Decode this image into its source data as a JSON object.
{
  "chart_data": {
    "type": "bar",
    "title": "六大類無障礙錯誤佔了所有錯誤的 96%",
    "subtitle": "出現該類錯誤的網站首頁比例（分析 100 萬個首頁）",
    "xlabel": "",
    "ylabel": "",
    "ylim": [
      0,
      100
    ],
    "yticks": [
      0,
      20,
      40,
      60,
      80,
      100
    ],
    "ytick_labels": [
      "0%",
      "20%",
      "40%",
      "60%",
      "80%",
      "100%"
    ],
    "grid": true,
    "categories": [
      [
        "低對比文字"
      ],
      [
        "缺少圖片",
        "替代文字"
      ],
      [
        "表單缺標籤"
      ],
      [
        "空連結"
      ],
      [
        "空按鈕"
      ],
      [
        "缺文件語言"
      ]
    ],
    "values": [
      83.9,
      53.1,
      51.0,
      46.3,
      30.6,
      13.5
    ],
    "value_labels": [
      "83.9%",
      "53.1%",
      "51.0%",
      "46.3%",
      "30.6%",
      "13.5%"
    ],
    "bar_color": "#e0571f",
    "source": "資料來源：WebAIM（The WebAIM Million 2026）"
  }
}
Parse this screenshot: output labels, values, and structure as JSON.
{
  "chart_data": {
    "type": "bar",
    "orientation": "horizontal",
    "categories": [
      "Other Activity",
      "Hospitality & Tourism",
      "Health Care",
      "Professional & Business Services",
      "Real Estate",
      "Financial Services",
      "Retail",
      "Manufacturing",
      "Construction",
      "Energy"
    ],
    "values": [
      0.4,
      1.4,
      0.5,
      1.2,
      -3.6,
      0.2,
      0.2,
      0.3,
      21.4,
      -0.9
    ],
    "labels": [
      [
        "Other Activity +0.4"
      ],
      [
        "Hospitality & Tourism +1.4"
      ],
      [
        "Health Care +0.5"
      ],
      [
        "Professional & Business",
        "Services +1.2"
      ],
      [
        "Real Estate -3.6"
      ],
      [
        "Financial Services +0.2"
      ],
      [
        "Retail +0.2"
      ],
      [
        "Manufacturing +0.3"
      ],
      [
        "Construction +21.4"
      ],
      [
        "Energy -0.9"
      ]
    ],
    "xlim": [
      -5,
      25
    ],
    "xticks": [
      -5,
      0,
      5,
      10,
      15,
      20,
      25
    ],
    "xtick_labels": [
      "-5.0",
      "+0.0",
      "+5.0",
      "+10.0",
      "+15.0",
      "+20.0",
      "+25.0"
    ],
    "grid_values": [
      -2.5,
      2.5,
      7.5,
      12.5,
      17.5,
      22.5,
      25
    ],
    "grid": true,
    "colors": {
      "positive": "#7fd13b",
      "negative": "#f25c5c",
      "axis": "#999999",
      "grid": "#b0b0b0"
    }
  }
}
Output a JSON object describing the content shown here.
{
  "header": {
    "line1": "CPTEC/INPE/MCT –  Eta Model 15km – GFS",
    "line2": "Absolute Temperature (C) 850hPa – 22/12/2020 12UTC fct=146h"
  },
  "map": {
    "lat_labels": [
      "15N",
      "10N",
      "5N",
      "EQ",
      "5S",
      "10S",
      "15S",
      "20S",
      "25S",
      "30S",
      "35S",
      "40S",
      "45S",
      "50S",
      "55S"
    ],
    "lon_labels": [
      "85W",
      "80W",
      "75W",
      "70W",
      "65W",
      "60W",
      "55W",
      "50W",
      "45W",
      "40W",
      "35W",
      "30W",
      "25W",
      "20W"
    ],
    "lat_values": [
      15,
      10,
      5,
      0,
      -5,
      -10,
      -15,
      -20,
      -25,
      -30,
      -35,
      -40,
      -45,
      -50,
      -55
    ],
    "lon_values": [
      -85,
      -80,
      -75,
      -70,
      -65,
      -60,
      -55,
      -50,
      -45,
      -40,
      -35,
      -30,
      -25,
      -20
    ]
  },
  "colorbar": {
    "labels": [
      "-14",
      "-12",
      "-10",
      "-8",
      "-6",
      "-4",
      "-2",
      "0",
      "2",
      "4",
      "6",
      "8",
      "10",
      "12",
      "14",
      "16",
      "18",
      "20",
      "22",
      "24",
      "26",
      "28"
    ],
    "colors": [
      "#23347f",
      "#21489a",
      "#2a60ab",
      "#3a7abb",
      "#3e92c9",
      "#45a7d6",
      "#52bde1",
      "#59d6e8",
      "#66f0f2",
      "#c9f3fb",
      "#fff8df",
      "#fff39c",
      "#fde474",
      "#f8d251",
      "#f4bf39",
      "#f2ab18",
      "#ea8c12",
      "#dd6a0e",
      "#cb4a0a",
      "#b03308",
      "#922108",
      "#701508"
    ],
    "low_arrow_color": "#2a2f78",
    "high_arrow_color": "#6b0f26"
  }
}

• • • • • • •

### What the task asks:
Would you quote, exactly and only, the lines from the one containing "Output a JSON" to the end of the entries?

### Task result:
Output a JSON object describing the content shown here.
{
  "header": {
    "line1": "CPTEC/INPE/MCT –  Eta Model 15km – GFS",
    "line2": "Absolute Temperature (C) 850hPa – 22/12/2020 12UTC fct=146h"
  },
  "map": {
    "lat_labels": [
      "15N",
      "10N",
      "5N",
      "EQ",
      "5S",
      "10S",
      "15S",
      "20S",
      "25S",
      "30S",
      "35S",
      "40S",
      "45S",
      "50S",
      "55S"
    ],
    "lon_labels": [
      "85W",
      "80W",
      "75W",
      "70W",
      "65W",
      "60W",
      "55W",
      "50W",
      "45W",
      "40W",
      "35W",
      "30W",
      "25W",
      "20W"
    ],
    "lat_values": [
      15,
      10,
      5,
      0,
      -5,
      -10,
      -15,
      -20,
      -25,
      -30,
      -35,
      -40,
      -45,
      -50,
      -55
    ],
    "lon_values": [
      -85,
      -80,
      -75,
      -70,
      -65,
      -60,
      -55,
      -50,
      -45,
      -40,
      -35,
      -30,
      -25,
      -20
    ]
  },
  "colorbar": {
    "labels": [
      "-14",
      "-12",
      "-10",
      "-8",
      "-6",
      "-4",
      "-2",
      "0",
      "2",
      "4",
      "6",
      "8",
      "10",
      "12",
      "14",
      "16",
      "18",
      "20",
      "22",
      "24",
      "26",
      "28"
    ],
    "colors": [
      "#23347f",
      "#21489a",
      "#2a60ab",
      "#3a7abb",
      "#3e92c9",
      "#45a7d6",
      "#52bde1",
      "#59d6e8",
      "#66f0f2",
      "#c9f3fb",
      "#fff8df",
      "#fff39c",
      "#fde474",
      "#f8d251",
      "#f4bf39",
      "#f2ab18",
      "#ea8c12",
      "#dd6a0e",
      "#cb4a0a",
      "#b03308",
      "#922108",
      "#701508"
    ],
    "low_arrow_color": "#2a2f78",
    "high_arrow_color": "#6b0f26"
  }
}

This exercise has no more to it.